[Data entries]
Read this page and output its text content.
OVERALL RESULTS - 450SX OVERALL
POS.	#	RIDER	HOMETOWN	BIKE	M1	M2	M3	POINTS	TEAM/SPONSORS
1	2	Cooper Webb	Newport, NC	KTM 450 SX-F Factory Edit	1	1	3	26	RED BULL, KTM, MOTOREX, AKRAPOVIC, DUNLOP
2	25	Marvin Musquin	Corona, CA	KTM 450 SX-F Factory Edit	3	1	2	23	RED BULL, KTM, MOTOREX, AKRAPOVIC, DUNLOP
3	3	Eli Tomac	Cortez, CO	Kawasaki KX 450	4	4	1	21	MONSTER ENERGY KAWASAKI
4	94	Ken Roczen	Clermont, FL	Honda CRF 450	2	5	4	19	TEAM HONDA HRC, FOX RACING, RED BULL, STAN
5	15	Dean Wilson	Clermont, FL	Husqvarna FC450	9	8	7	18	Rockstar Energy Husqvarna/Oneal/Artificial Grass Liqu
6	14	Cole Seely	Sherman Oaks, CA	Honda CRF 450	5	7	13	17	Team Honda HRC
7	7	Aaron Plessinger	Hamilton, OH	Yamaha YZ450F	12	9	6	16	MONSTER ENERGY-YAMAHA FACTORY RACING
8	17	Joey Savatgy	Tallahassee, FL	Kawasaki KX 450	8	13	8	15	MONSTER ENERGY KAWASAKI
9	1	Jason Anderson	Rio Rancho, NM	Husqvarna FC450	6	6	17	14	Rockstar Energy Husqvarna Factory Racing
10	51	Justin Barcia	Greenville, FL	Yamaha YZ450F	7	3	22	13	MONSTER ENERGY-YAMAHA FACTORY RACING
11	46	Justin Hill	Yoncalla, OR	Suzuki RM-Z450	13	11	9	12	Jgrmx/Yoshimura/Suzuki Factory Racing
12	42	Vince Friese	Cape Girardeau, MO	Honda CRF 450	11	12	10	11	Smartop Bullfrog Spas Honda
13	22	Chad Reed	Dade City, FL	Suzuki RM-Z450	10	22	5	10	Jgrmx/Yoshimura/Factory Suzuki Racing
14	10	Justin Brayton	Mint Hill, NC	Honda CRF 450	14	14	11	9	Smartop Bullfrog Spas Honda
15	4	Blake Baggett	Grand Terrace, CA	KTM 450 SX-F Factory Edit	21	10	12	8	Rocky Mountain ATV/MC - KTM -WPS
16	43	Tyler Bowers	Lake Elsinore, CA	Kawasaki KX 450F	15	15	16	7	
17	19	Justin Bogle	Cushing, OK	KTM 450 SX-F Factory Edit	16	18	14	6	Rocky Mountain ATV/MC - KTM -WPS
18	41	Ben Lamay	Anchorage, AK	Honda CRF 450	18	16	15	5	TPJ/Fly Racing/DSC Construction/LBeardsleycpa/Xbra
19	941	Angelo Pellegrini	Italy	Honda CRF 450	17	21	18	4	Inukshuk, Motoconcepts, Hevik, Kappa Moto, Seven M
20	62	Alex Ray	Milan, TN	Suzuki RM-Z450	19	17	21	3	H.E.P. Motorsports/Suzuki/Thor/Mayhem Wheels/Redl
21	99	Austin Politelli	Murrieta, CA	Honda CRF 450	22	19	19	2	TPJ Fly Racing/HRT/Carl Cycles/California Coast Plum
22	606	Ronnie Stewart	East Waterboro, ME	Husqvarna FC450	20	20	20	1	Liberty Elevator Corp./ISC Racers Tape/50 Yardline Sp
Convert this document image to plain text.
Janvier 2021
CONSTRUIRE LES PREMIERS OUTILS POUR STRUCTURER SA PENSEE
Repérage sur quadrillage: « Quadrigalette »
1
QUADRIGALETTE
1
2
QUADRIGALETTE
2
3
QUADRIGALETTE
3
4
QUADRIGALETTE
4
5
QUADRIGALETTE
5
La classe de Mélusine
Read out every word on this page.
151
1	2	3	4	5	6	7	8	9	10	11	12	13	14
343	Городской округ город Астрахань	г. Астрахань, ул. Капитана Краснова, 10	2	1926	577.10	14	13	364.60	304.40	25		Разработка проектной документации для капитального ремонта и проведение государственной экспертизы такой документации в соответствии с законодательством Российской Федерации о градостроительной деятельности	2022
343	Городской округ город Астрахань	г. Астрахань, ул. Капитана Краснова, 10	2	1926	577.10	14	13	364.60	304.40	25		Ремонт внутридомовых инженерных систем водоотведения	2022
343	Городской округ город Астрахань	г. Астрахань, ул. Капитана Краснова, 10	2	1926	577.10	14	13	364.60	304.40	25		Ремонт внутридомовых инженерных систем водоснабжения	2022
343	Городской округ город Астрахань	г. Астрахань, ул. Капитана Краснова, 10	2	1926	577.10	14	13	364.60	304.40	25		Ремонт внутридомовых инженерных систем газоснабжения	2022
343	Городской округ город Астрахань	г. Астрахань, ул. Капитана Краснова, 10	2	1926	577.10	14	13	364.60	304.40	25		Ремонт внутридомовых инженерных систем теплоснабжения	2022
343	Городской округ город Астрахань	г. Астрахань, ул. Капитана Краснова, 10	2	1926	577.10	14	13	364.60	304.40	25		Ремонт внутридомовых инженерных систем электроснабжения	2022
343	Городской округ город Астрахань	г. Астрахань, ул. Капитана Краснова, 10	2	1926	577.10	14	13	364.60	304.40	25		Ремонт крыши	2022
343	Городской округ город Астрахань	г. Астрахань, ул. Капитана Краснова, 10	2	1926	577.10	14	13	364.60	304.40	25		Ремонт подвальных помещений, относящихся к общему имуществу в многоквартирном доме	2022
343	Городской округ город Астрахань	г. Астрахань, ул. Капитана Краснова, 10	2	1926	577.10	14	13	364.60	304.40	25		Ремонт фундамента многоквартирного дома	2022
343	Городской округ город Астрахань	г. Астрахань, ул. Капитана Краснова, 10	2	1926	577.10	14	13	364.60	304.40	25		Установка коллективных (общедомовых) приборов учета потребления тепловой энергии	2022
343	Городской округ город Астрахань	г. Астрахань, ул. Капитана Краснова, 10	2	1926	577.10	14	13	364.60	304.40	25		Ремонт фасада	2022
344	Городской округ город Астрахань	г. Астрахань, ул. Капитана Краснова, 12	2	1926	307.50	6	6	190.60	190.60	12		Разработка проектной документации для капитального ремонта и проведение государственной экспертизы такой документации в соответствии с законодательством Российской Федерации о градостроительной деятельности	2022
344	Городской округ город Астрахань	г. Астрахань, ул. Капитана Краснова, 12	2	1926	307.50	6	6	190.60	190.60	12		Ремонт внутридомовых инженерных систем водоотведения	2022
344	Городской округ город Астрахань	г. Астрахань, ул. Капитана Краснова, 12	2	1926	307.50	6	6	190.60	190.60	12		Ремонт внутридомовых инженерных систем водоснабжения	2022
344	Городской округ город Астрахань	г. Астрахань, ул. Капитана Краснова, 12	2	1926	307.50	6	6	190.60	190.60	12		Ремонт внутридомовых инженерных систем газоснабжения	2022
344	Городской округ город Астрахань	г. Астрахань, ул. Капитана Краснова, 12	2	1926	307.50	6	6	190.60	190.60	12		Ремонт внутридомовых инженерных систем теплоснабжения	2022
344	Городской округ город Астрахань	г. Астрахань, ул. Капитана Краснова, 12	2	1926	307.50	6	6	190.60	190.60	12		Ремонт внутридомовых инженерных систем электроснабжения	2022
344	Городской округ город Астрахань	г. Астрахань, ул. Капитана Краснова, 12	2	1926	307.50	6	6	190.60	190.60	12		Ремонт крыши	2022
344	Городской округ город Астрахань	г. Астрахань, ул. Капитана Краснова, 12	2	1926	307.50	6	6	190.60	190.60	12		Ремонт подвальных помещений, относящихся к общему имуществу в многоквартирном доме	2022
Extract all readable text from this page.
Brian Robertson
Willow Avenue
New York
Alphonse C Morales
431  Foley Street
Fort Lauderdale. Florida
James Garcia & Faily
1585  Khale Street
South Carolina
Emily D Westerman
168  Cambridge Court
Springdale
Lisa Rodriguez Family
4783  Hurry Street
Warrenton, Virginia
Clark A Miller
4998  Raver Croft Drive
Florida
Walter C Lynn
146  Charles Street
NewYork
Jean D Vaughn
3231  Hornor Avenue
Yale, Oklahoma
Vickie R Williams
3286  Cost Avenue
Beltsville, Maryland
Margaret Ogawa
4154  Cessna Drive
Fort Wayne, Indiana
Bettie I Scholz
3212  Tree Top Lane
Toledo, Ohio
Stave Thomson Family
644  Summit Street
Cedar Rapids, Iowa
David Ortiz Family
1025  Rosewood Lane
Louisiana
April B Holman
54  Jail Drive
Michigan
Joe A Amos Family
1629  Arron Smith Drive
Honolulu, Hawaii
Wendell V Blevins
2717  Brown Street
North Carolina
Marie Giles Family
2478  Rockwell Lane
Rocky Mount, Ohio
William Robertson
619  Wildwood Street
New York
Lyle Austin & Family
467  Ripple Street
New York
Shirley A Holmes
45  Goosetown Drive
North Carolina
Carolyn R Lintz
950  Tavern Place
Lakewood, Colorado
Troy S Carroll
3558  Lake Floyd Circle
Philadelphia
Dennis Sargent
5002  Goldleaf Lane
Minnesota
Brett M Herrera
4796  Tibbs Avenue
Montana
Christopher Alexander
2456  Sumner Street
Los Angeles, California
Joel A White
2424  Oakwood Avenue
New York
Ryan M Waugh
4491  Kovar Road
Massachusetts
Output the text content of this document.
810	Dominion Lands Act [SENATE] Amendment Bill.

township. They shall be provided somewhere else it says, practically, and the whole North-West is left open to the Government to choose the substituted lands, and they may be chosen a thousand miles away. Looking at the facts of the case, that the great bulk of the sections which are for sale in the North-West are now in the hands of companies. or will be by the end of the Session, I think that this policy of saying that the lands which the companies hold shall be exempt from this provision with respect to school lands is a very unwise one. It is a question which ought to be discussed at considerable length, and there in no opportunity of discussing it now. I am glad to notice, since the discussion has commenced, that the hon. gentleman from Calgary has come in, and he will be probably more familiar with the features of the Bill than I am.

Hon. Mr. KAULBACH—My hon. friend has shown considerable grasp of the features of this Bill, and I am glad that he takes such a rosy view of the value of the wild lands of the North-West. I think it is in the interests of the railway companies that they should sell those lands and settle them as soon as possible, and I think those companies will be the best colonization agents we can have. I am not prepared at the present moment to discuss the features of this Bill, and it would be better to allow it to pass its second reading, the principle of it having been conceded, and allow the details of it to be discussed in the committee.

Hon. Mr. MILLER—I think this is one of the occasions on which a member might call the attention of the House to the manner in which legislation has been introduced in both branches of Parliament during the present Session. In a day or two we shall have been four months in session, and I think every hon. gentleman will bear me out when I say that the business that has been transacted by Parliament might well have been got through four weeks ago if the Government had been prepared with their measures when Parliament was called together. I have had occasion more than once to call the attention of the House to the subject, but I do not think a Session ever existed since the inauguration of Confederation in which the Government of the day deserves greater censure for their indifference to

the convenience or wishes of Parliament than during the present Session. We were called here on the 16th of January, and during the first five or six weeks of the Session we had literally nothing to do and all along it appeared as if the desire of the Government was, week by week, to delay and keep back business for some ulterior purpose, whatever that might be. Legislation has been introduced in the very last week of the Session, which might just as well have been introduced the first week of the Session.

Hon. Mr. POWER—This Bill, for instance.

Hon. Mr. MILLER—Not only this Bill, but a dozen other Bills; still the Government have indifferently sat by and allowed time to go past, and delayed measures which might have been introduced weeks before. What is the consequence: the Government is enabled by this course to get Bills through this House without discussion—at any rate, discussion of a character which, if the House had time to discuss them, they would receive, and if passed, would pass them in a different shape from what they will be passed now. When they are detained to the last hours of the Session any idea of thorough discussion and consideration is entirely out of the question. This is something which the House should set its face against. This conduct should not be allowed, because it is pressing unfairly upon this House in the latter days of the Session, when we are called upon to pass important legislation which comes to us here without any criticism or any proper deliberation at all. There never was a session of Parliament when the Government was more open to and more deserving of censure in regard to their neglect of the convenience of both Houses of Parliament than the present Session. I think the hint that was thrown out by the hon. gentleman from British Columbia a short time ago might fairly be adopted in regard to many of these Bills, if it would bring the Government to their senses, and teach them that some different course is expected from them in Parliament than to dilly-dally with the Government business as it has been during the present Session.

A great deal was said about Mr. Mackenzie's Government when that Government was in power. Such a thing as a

### Job
What number of lines in the records contain the word "градостроительной"? Answer with that number alone.

### Finished answer
2